- _WHAT TO DO_
Repeat the rows below word for word, from the first line through the line containing "wind-arrow [205,701,210,709]", including both of those lines.

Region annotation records
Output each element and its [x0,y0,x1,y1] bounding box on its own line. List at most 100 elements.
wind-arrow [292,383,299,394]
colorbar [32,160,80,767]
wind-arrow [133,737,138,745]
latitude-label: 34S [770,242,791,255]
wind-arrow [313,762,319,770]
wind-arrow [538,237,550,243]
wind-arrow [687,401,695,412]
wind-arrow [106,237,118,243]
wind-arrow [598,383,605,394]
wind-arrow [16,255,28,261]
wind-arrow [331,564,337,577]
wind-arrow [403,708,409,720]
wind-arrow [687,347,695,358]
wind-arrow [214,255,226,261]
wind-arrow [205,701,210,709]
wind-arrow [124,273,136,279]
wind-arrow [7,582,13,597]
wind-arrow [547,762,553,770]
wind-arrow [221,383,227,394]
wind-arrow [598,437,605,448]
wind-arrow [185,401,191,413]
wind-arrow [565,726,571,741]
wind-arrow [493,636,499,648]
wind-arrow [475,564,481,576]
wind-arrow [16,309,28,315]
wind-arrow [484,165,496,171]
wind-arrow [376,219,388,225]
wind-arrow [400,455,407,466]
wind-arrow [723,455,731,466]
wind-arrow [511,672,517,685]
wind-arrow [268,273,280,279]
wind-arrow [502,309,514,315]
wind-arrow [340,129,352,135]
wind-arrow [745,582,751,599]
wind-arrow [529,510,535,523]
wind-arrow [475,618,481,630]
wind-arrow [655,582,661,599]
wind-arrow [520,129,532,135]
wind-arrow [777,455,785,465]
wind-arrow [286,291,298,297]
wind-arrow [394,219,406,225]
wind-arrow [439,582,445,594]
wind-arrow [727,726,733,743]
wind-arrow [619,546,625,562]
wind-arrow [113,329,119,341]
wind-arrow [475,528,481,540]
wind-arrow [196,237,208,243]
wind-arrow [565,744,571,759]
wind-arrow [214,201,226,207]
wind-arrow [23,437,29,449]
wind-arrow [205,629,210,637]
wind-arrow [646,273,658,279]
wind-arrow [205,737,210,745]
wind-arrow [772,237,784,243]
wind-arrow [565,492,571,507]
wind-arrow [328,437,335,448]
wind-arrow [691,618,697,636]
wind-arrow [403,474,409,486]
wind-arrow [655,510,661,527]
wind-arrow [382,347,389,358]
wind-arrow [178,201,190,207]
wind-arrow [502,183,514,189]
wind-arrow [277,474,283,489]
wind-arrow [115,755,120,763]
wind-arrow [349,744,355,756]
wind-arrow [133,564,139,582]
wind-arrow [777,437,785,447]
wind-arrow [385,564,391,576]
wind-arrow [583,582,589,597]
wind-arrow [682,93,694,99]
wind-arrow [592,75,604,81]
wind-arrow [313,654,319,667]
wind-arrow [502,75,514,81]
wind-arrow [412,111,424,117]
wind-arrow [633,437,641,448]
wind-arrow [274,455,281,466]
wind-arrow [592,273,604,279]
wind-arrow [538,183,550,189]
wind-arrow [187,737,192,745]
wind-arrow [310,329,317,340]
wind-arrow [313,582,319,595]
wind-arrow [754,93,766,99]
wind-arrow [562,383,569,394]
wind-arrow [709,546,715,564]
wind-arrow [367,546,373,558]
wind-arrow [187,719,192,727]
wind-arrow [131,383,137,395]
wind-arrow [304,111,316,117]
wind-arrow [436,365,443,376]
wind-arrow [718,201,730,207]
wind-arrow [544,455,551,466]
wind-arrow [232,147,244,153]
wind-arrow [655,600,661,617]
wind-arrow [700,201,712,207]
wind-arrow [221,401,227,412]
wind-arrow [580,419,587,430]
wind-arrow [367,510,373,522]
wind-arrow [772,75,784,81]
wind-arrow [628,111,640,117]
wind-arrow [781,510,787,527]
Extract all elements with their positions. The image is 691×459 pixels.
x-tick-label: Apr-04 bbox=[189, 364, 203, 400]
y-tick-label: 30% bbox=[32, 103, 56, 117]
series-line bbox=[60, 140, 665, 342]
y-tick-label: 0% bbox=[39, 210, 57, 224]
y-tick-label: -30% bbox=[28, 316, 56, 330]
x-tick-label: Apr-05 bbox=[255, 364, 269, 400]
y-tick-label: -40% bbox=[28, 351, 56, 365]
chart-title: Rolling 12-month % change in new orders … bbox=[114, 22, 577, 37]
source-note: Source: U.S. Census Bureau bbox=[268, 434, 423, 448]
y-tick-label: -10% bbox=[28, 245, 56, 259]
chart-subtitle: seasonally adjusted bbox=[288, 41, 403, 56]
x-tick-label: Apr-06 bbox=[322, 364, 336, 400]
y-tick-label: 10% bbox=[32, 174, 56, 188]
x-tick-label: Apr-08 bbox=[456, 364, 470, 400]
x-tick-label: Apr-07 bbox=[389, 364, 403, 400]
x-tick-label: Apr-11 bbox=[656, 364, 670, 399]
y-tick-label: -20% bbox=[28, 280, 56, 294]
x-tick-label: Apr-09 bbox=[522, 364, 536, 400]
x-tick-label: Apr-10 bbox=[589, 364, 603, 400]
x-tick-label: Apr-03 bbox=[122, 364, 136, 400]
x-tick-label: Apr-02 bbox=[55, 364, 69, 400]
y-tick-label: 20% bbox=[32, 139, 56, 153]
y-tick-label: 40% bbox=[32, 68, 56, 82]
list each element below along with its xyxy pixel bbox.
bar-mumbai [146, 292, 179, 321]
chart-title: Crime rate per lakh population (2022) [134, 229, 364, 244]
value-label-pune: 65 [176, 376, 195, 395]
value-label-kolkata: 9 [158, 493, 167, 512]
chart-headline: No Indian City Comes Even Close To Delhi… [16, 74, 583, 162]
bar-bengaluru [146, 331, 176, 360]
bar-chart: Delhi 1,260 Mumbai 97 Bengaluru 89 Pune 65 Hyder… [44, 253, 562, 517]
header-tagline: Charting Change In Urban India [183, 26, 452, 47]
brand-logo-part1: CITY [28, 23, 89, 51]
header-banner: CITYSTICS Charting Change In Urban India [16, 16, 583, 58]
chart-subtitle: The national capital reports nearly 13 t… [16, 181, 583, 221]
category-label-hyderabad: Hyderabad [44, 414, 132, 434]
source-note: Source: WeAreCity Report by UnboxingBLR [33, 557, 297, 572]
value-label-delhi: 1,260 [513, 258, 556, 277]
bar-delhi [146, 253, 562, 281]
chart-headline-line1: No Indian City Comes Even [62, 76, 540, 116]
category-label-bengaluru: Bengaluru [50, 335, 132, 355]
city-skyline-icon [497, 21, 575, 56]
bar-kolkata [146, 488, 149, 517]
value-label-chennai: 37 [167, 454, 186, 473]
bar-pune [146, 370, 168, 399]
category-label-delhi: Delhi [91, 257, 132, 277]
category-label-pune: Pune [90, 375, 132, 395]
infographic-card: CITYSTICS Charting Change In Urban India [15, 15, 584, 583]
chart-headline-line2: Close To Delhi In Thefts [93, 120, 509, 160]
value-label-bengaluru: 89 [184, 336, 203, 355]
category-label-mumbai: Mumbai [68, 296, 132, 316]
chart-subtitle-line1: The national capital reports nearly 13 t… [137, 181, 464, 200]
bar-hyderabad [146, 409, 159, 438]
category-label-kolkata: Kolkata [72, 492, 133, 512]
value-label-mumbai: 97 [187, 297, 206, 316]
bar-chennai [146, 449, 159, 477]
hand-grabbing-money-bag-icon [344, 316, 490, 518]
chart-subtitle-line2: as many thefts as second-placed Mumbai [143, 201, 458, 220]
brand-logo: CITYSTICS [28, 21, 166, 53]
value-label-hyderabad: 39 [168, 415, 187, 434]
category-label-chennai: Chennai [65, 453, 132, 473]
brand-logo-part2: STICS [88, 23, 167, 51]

- _ANSWER TO THE EXERCISE_
Output each element and its [x0,y0,x1,y1] bounding box on its own line. List at most 100 elements.
wind-arrow [292,383,299,394]
colorbar [32,160,80,767]
wind-arrow [133,737,138,745]
latitude-label: 34S [770,242,791,255]
wind-arrow [313,762,319,770]
wind-arrow [538,237,550,243]
wind-arrow [687,401,695,412]
wind-arrow [106,237,118,243]
wind-arrow [598,383,605,394]
wind-arrow [16,255,28,261]
wind-arrow [331,564,337,577]
wind-arrow [403,708,409,720]
wind-arrow [687,347,695,358]
wind-arrow [214,255,226,261]
wind-arrow [205,701,210,709]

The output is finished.